* What you should do *
Repeat each line word for word.

* Items from a figure collection *

[Begin]

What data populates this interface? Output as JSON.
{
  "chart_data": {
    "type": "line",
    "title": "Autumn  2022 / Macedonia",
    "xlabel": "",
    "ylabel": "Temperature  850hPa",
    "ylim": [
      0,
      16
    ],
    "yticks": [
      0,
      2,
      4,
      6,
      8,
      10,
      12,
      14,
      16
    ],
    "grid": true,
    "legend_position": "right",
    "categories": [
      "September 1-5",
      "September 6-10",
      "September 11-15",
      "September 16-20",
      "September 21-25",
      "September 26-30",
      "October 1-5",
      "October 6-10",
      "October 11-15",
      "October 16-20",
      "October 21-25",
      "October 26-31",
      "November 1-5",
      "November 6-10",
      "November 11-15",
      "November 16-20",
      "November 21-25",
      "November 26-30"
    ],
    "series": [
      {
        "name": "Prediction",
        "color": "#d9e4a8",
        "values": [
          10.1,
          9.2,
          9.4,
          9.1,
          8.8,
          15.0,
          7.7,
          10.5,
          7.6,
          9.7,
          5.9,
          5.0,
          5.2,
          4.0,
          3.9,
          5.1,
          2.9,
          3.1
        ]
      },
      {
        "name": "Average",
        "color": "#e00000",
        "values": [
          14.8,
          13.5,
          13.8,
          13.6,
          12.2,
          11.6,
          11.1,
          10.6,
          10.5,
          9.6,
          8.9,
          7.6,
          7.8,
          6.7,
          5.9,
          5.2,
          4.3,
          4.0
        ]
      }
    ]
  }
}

[End]

* Exercise result *
What data populates this interface? Output as JSON.
{
  "chart_data": {
    "type": "line",
    "title": "Autumn  2022 / Macedonia",
    "xlabel": "",
    "ylabel": "Temperature  850hPa",
    "ylim": [
      0,
      16
    ],
    "yticks": [
      0,
      2,
      4,
      6,
      8,
      10,
      12,
      14,
      16
    ],
    "grid": true,
    "legend_position": "right",
    "categories": [
      "September 1-5",
      "September 6-10",
      "September 11-15",
      "September 16-20",
      "September 21-25",
      "September 26-30",
      "October 1-5",
      "October 6-10",
      "October 11-15",
      "October 16-20",
      "October 21-25",
      "October 26-31",
      "November 1-5",
      "November 6-10",
      "November 11-15",
      "November 16-20",
      "November 21-25",
      "November 26-30"
    ],
    "series": [
      {
        "name": "Prediction",
        "color": "#d9e4a8",
        "values": [
          10.1,
          9.2,
          9.4,
          9.1,
          8.8,
          15.0,
          7.7,
          10.5,
          7.6,
          9.7,
          5.9,
          5.0,
          5.2,
          4.0,
          3.9,
          5.1,
          2.9,
          3.1
        ]
      },
      {
        "name": "Average",
        "color": "#e00000",
        "values": [
          14.8,
          13.5,
          13.8,
          13.6,
          12.2,
          11.6,
          11.1,
          10.6,
          10.5,
          9.6,
          8.9,
          7.6,
          7.8,
          6.7,
          5.9,
          5.2,
          4.3,
          4.0
        ]
      }
    ]
  }
}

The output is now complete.